## GOAL
Return all lines with the word "العراقية" in them.

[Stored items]
--------------------------------------------------
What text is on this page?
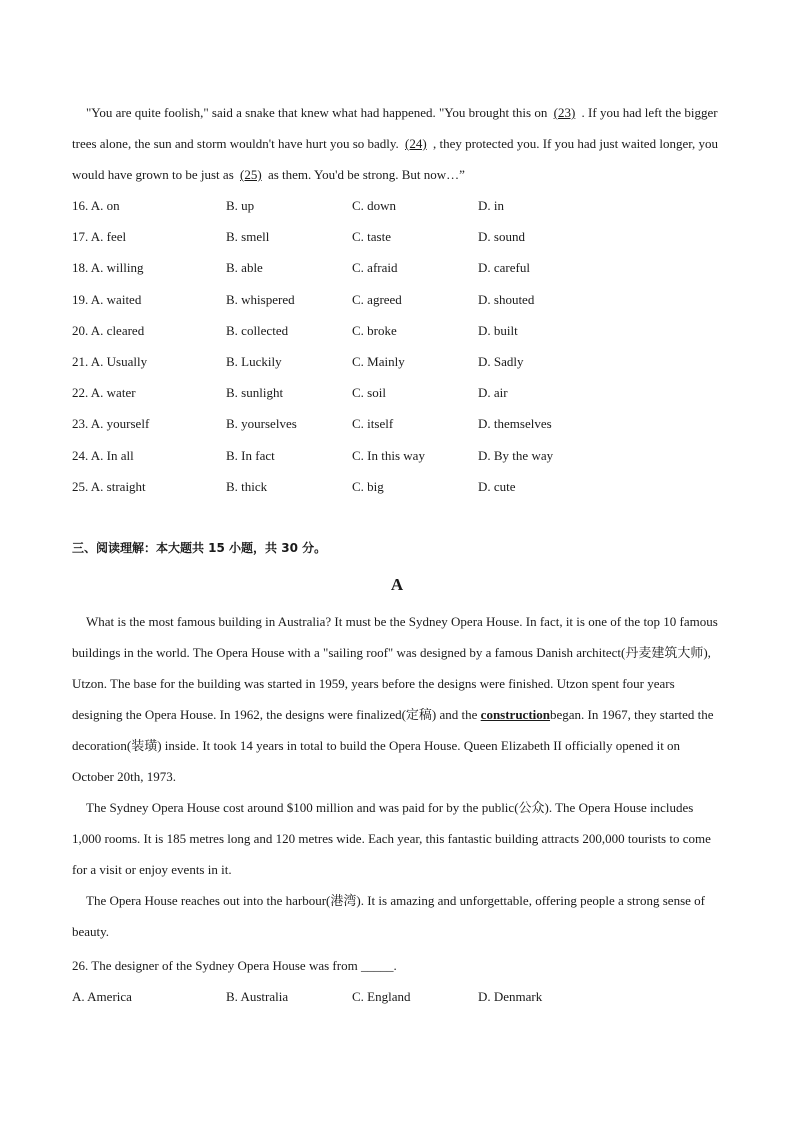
"You are quite foolish," said a snake that knew what had happened. "You brought this on (23) . If you had left the bigger trees alone, the sun and storm wouldn't have hurt you so badly. (24) , they protected you. If you had just waited longer, you would have grown to be just as (25) as them. You'd be strong. But now…”

16. A. on	B. up	C. down	D. in
17. A. feel	B. smell	C. taste	D. sound
18. A. willing	B. able	C. afraid	D. careful
19. A. waited	B. whispered	C. agreed	D. shouted
20. A. cleared	B. collected	C. broke	D. built
21. A. Usually	B. Luckily	C. Mainly	D. Sadly
22. A. water	B. sunlight	C. soil	D. air
23. A. yourself	B. yourselves	C. itself	D. themselves
24. A. In all	B. In fact	C. In this way	D. By the way
25. A. straight	B. thick	C. big	D. cute
三、阅读理解：本大题共 15 小题，共 30 分。
A

What is the most famous building in Australia? It must be the Sydney Opera House. In fact, it is one of the top 10 famous buildings in the world. The Opera House with a "sailing roof" was designed by a famous Danish architect(丹麦建筑大师), Utzon. The base for the building was started in 1959, years before the designs were finished. Utzon spent four years designing the Opera House. In 1962, the designs were finalized(定稿) and the constructionbegan. In 1967, they started the decoration(装璜) inside. It took 14 years in total to build the Opera House. Queen Elizabeth II officially opened it on October 20th, 1973.

The Sydney Opera House cost around $100 million and was paid for by the public(公众). The Opera House includes 1,000 rooms. It is 185 metres long and 120 metres wide. Each year, this fantastic building attracts 200,000 tourists to come for a visit or enjoy events in it.

The Opera House reaches out into the harbour(港湾). It is amazing and unforgettable, offering people a strong sense of beauty.

26. The designer of the Sydney Opera House was from _____.
A. America	B. Australia	C. England	D. Denmark
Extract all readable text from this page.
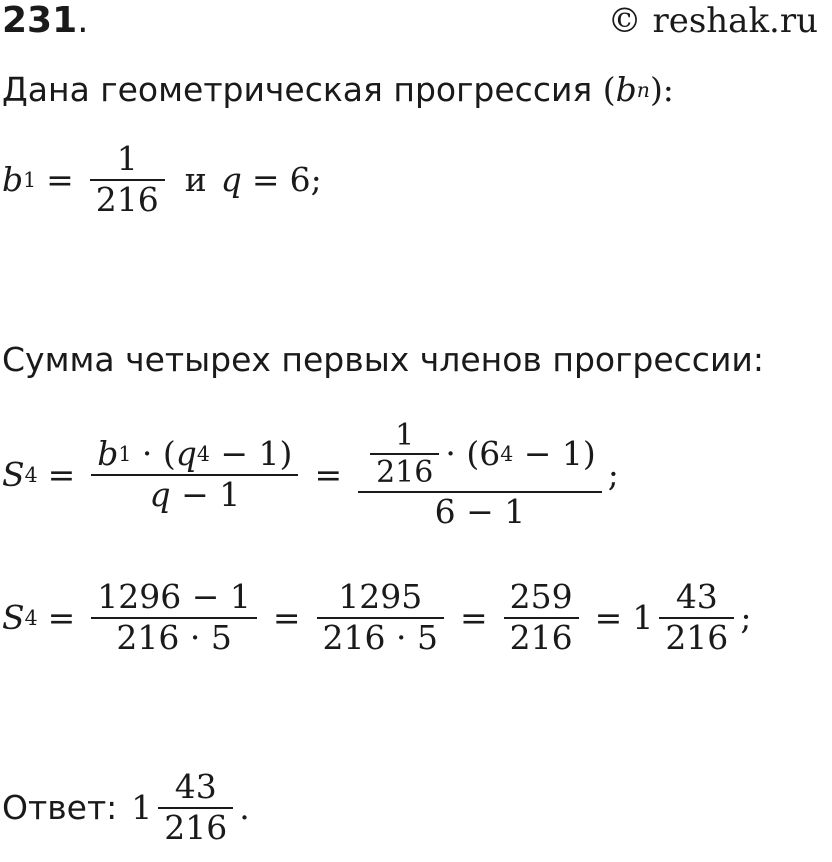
231.	© reshak.ru
Дана геометрическая прогрессия
( b n ):
b $1 = \frac{1}{216}$ и q = 6;
Сумма четырех первых членов прогрессии:
S 4 = b 1
· ( q 4
− 1)
q
− $1 = \frac{1}{216} \cdot (6$ 4
− 1)
6 − 1 ;
S $4 = \frac{1296 - 1}{216 \cdot 5} = \frac{1295}{216 \cdot 5} = \frac{259}{216} = 1 \frac{43}{216}$ ;
Ответ: $1 \frac{43}{216}$ .
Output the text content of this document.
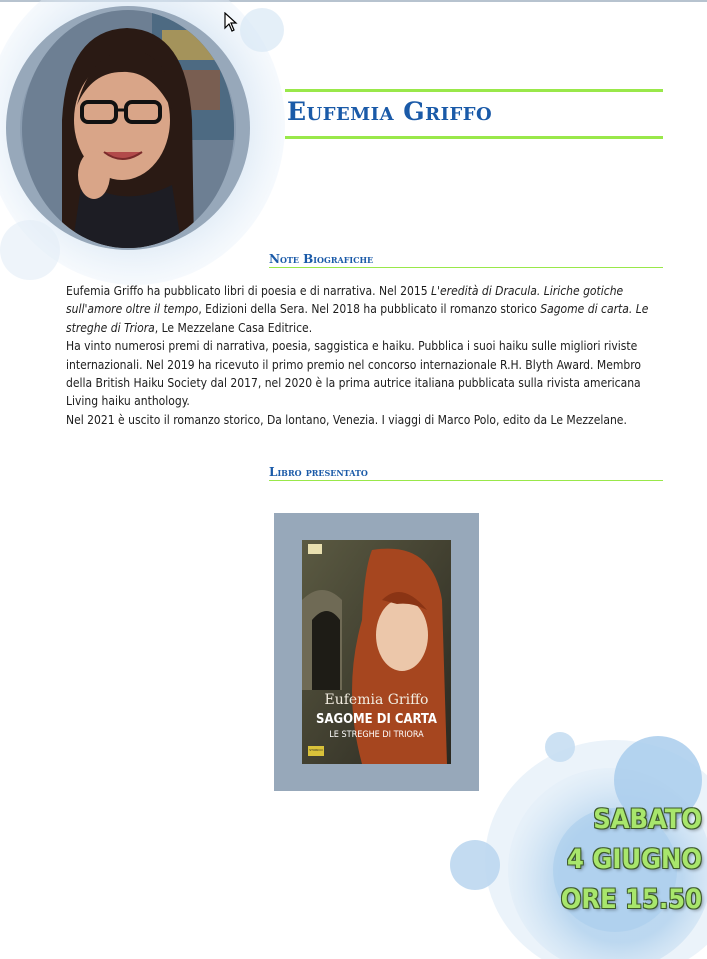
Eufemia Griffo
Note Biografiche

Eufemia Griffo ha pubblicato libri di poesia e di narrativa. Nel 2015 L'eredità di Dracula. Liriche gotiche sull'amore oltre il tempo, Edizioni della Sera. Nel 2018 ha pubblicato il romanzo storico Sagome di carta. Le streghe di Triora, Le Mezzelane Casa Editrice.

Ha vinto numerosi premi di narrativa, poesia, saggistica e haiku. Pubblica i suoi haiku sulle migliori riviste internazionali. Nel 2019 ha ricevuto il primo premio nel concorso internazionale R.H. Blyth Award. Membro della British Haiku Society dal 2017, nel 2020 è la prima autrice italiana pubblicata sulla rivista americana Living haiku anthology.

Nel 2021 è uscito il romanzo storico, Da lontano, Venezia. I viaggi di Marco Polo, edito da Le Mezzelane.

Libro presentato
Eufemia Griffo
SAGOME DI CARTA
LE STREGHE DI TRIORA
STORICO
SABATO
4 GIUGNO
ORE 15.50
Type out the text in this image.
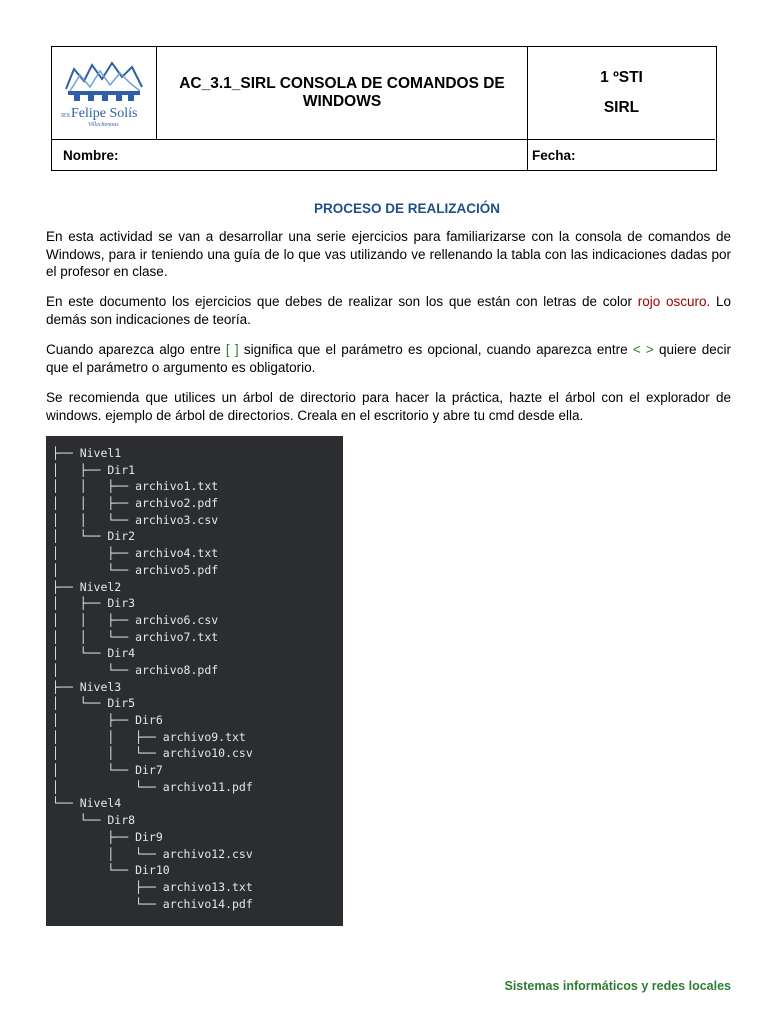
IES Felipe Solís
Villechenous
AC_3.1_SIRL CONSOLA DE COMANDOS DE WINDOWS
1 ºSTI
SIRL
Nombre:	Fecha:
PROCESO DE REALIZACIÓN

En esta actividad se van a desarrollar una serie ejercicios para familiarizarse con la consola de comandos de Windows, para ir teniendo una guía de lo que vas utilizando ve rellenando la tabla con las indicaciones dadas por el profesor en clase.

En este documento los ejercicios que debes de realizar son los que están con letras de color rojo oscuro. Lo demás son indicaciones de teoría.

Cuando aparezca algo entre [ ] significa que el parámetro es opcional, cuando aparezca entre < > quiere decir que el parámetro o argumento es obligatorio.

Se recomienda que utilices un árbol de directorio para hacer la práctica, hazte el árbol con el explorador de windows. ejemplo de árbol de directorios. Creala en el escritorio y abre tu cmd desde ella.

├── Nivel1
│   ├── Dir1
│   │   ├── archivo1.txt
│   │   ├── archivo2.pdf
│   │   └── archivo3.csv
│   └── Dir2
│       ├── archivo4.txt
│       └── archivo5.pdf
├── Nivel2
│   ├── Dir3
│   │   ├── archivo6.csv
│   │   └── archivo7.txt
│   └── Dir4
│       └── archivo8.pdf
├── Nivel3
│   └── Dir5
│       ├── Dir6
│       │   ├── archivo9.txt
│       │   └── archivo10.csv
│       └── Dir7
│           └── archivo11.pdf
└── Nivel4
└── Dir8
├── Dir9
│   └── archivo12.csv
└── Dir10
├── archivo13.txt
└── archivo14.pdf
Sistemas informáticos y redes locales
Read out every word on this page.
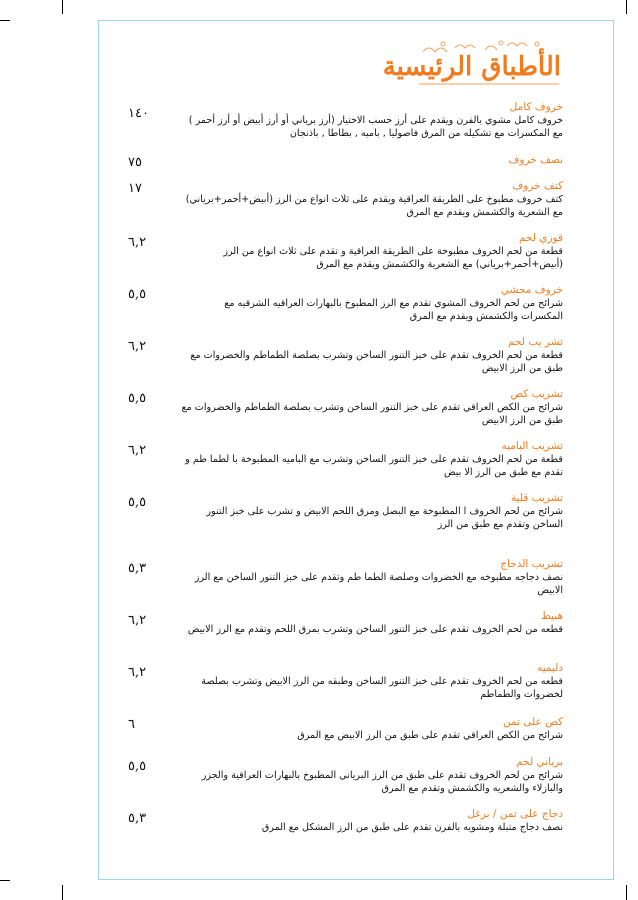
الأطباق الرئيسية
١٤٠	خروف كامل
خروف كامل مشوي بالفرن ويقدم على أرز حسب الاختيار (أرز برياني أو أرز أبيض أو أرز أحمر ) مع المكسرات مع تشكيله من المرق فاصوليا , باميه , بطاطا , باذنجان
٧٥	نصف خروف
١٧	كتف خروف
كتف خروف مطبوخ على الطريقة العراقية ويقدم على ثلاث انواع من الرز (أبيض+أحمر+برياني) مع الشعرية والكشمش ويقدم مع المرق
٦,٢	قوزي لحم
قطعة من لحم الخروف مطبوخة على الطريقة العراقية و تقدم على ثلاث انواع من الرز (أبيض+أحمر+برياني) مع الشعرية والكشمش ويقدم مع المرق
٥,٥	خروف محشي
شرائح من لحم الخروف المشوي تقدم مع الرز المطبوخ بالبهارات العراقيه الشرقيه مع المكسرات والكشمش ويقدم مع المرق
٦,٢	تشر يب لحم
قطعة من لحم الخروف تقدم على خبز التنور الساخن وتشرب بصلصة الطماطم والخضروات مع طبق من الرز الابيض
٥,٥	تشريب كص
شرائح من الكص العراقي تقدم على خبز التنور الساخن وتشرب بصلصة الطماطم والخضروات مع طبق من الرز الابيض
٦,٢	تشريب الباميه
قطعة من لحم الخروف تقدم على خبز التنور الساخن وتشرب مع الباميه المطبوخة با لطما طم و تقدم مع طبق من الرز الا بيض
٥,٥	تشريب قلية
شرائح من لحم الخروف ا المطبوخة مع البصل ومرق اللحم الابيض و تشرب على خبز التنور الساخن وتقدم مع طبق من الرز
٥,٣	تشريب الدجاج
نصف دجاجه مطبوخه مع الخضروات وصلصة الطما طم وتقدم على خبز التنور الساخن مع الرز الابيض
٦,٢	هبيط
قطعه من لحم الخروف تقدم على خبز التنور الساخن وتشرب بمرق اللحم وتقدم مع الرز الابيض
٦,٢	دليميه
قطعه من لحم الخروف تقدم على خبز التنور الساخن وطبقه من الرز الابيض وتشرب بصلصة لخضروات والطماطم
٦	كص على تمن
شرائح من الكص العراقي تقدم على طبق من الرز الابيض مع المرق
٥,٥	برياني لحم
شرائح من لحم الخروف تقدم على طبق من الرز البرياني المطبوخ بالبهارات العراقية والجزر والبازلاء والشعريه والكشمش وتقدم مع المرق
٥,٣	دجاج على تمن / برغل
نصف دجاج متبلة ومشويه بالفرن تقدم على طبق من الرز المشكل مع المرق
--------------------------------------------------
## ANSWER FOR THE TASK
كتف خروف مطبوخ على الطريقة العراقية ويقدم على ثلاث انواع من الرز (أبيض+أحمر+برياني) مع الشعرية والكشمش ويقدم مع المرق
قطعة من لحم الخروف مطبوخة على الطريقة العراقية و تقدم على ثلاث انواع من الرز (أبيض+أحمر+برياني) مع الشعرية والكشمش ويقدم مع المرق
شرائح من لحم الخروف تقدم على طبق من الرز البرياني المطبوخ بالبهارات العراقية والجزر والبازلاء والشعريه والكشمش وتقدم مع المرق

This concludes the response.